WHAT TO WORK ON:
Copy the listing verbatim, excluding any images found in it.

DATA RECORDS:
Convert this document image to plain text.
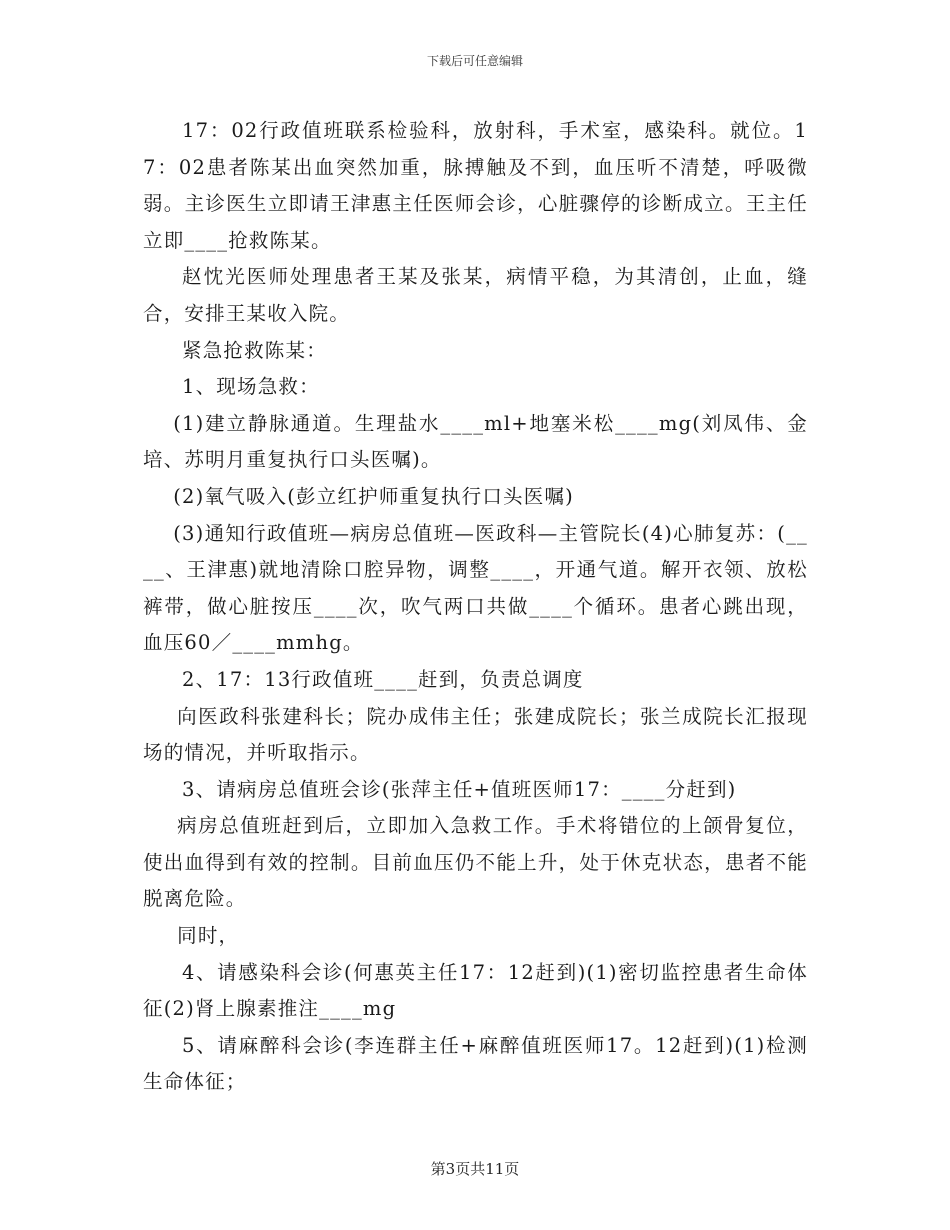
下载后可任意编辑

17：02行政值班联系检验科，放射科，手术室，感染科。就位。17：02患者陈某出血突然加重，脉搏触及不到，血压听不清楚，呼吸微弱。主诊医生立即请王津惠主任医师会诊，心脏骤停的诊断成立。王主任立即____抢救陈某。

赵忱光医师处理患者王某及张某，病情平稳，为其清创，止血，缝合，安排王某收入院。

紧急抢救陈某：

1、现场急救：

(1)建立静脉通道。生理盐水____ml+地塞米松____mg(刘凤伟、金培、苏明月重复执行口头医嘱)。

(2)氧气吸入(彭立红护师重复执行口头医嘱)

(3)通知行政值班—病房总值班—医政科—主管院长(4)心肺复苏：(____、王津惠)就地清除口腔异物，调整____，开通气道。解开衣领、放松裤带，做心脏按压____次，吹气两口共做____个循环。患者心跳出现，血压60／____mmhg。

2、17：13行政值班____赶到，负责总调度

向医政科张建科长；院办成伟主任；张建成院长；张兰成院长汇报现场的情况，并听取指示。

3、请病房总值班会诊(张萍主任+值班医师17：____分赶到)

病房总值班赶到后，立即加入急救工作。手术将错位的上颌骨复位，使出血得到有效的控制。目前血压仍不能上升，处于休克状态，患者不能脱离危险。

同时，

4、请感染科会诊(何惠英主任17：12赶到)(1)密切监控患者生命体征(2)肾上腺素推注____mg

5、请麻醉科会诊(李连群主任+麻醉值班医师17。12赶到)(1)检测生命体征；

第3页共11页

WRITTEN ANSWER:
Convert this document image to plain text.
下载后可任意编辑

17：02行政值班联系检验科，放射科，手术室，感染科。就位。17：02患者陈某出血突然加重，脉搏触及不到，血压听不清楚，呼吸微弱。主诊医生立即请王津惠主任医师会诊，心脏骤停的诊断成立。王主任立即____抢救陈某。

赵忱光医师处理患者王某及张某，病情平稳，为其清创，止血，缝合，安排王某收入院。

紧急抢救陈某：

1、现场急救：

(1)建立静脉通道。生理盐水____ml+地塞米松____mg(刘凤伟、金培、苏明月重复执行口头医嘱)。

(2)氧气吸入(彭立红护师重复执行口头医嘱)

(3)通知行政值班—病房总值班—医政科—主管院长(4)心肺复苏：(____、王津惠)就地清除口腔异物，调整____，开通气道。解开衣领、放松裤带，做心脏按压____次，吹气两口共做____个循环。患者心跳出现，血压60／____mmhg。

2、17：13行政值班____赶到，负责总调度

向医政科张建科长；院办成伟主任；张建成院长；张兰成院长汇报现场的情况，并听取指示。

3、请病房总值班会诊(张萍主任+值班医师17：____分赶到)

病房总值班赶到后，立即加入急救工作。手术将错位的上颌骨复位，使出血得到有效的控制。目前血压仍不能上升，处于休克状态，患者不能脱离危险。

同时，

4、请感染科会诊(何惠英主任17：12赶到)(1)密切监控患者生命体征(2)肾上腺素推注____mg

5、请麻醉科会诊(李连群主任+麻醉值班医师17。12赶到)(1)检测生命体征；

第3页共11页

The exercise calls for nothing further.